**Goal of the exercise:** State the number of lines where "符合题意" appears. Add nothing else.

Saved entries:
-- Begin --

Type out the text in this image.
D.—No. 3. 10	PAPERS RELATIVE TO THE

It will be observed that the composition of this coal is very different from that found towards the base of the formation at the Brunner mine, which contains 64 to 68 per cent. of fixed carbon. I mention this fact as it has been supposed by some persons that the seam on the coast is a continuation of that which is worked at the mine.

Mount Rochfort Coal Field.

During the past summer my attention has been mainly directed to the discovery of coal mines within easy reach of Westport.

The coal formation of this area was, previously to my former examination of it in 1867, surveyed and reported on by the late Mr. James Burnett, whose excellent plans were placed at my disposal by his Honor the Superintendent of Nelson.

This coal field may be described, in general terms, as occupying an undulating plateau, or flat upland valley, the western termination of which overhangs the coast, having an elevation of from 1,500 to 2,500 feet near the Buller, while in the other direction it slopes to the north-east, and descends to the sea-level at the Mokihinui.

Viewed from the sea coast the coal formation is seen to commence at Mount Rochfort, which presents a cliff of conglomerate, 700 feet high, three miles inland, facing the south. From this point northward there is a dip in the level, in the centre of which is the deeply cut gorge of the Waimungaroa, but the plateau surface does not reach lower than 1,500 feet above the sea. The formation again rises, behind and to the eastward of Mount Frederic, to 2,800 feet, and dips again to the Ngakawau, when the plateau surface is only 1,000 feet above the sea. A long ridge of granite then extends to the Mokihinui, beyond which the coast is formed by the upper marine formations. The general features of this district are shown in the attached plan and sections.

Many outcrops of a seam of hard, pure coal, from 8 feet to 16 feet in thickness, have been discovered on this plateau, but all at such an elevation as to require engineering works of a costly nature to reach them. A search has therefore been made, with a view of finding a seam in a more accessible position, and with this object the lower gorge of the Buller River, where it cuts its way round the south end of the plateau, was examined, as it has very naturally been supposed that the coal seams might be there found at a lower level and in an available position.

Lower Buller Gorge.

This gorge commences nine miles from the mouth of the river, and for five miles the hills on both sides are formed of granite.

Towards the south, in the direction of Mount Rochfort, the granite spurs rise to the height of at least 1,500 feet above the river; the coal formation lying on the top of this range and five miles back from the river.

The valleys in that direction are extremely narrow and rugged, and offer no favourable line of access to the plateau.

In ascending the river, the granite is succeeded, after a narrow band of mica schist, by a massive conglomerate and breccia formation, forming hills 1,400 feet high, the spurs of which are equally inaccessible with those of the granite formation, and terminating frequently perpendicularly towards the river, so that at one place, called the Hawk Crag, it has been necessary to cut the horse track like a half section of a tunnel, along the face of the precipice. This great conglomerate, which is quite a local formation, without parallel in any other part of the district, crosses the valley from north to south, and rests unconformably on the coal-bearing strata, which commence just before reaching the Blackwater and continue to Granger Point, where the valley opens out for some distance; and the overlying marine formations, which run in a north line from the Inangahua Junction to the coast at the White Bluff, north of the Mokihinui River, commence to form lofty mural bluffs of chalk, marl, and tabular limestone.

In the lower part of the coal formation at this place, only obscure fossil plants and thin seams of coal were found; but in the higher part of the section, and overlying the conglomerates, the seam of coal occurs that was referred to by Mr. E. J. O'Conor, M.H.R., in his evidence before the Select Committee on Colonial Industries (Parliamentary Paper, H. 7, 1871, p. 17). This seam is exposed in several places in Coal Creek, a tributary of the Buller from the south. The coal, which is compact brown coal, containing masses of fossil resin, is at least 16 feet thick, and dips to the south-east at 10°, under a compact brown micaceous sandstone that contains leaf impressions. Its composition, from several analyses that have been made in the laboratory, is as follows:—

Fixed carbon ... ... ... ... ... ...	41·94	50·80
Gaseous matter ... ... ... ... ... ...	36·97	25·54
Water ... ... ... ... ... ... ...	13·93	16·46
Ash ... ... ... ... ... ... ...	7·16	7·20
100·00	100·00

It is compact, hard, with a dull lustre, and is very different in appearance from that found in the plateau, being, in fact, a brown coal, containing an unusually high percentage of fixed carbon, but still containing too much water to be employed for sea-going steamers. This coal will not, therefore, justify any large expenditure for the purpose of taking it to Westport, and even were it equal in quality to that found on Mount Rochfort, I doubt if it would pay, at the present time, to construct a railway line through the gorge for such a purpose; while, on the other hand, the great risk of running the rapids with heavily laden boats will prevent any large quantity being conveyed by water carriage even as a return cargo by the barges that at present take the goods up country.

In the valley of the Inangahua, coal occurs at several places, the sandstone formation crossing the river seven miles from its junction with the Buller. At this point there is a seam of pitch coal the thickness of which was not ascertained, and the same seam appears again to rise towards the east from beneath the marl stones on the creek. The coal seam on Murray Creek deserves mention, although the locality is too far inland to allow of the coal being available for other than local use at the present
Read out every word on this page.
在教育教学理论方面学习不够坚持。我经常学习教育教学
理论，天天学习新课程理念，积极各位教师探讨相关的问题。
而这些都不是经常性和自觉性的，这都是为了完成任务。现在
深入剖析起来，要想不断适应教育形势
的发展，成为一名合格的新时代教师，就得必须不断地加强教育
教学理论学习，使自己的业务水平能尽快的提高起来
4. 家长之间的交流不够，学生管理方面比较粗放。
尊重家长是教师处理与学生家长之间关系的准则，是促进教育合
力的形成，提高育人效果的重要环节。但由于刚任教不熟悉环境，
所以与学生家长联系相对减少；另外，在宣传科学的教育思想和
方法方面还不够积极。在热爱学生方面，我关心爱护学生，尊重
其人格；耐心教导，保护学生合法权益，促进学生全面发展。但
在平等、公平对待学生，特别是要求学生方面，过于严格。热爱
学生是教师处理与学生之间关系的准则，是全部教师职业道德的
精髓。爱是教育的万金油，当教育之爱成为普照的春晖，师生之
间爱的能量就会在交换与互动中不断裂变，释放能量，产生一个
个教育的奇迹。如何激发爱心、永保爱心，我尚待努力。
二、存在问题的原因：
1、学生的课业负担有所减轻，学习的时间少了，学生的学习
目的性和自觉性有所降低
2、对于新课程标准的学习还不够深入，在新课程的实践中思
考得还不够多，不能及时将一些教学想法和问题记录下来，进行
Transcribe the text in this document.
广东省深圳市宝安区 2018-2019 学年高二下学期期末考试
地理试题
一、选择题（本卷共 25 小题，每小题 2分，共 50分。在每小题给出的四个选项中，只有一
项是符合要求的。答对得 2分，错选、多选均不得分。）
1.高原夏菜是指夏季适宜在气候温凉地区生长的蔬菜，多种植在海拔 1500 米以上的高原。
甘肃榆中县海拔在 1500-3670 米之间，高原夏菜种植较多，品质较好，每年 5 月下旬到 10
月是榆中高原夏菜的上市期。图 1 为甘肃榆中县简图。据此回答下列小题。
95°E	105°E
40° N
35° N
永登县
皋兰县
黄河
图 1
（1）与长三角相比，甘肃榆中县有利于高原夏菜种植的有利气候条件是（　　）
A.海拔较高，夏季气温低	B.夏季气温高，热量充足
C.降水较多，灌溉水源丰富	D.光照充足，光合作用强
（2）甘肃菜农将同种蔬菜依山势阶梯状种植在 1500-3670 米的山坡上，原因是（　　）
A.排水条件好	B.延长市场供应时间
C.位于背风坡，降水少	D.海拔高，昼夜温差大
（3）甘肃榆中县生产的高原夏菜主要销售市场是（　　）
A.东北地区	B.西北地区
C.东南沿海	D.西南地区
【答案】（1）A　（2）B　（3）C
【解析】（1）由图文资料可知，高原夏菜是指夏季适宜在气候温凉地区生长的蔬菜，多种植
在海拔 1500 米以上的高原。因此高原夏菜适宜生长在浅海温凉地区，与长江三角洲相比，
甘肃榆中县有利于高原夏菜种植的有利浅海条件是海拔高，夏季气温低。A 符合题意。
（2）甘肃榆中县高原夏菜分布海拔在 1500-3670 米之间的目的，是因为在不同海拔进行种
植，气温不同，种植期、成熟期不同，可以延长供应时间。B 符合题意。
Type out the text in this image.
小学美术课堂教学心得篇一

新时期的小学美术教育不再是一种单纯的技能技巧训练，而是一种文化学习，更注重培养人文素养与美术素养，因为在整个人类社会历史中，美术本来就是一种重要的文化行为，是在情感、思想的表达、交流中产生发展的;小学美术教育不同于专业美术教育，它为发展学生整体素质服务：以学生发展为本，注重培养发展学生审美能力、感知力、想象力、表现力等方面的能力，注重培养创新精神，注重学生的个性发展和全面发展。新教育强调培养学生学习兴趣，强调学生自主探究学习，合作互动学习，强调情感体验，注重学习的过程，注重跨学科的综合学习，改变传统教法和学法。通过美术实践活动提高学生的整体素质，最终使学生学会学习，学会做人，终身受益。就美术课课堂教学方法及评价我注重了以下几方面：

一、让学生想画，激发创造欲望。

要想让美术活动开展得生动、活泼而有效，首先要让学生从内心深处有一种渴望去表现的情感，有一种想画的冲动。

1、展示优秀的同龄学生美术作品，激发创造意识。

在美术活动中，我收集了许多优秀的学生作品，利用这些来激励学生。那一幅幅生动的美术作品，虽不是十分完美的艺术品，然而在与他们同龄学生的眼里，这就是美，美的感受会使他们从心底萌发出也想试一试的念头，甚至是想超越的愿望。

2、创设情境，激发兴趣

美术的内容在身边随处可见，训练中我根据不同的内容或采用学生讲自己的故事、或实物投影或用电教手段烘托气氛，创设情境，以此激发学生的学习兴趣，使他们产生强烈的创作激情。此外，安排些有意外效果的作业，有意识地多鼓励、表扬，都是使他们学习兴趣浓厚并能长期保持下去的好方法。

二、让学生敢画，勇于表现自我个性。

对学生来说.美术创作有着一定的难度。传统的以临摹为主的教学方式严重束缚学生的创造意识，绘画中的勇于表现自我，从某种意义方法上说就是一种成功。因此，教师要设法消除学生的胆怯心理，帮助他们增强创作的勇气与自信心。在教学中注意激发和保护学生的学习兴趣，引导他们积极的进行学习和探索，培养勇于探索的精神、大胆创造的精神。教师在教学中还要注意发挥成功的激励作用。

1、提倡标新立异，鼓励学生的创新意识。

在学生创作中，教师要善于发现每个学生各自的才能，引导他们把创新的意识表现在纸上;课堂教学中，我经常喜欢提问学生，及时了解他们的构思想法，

-- End --

**Completed exercise:** 2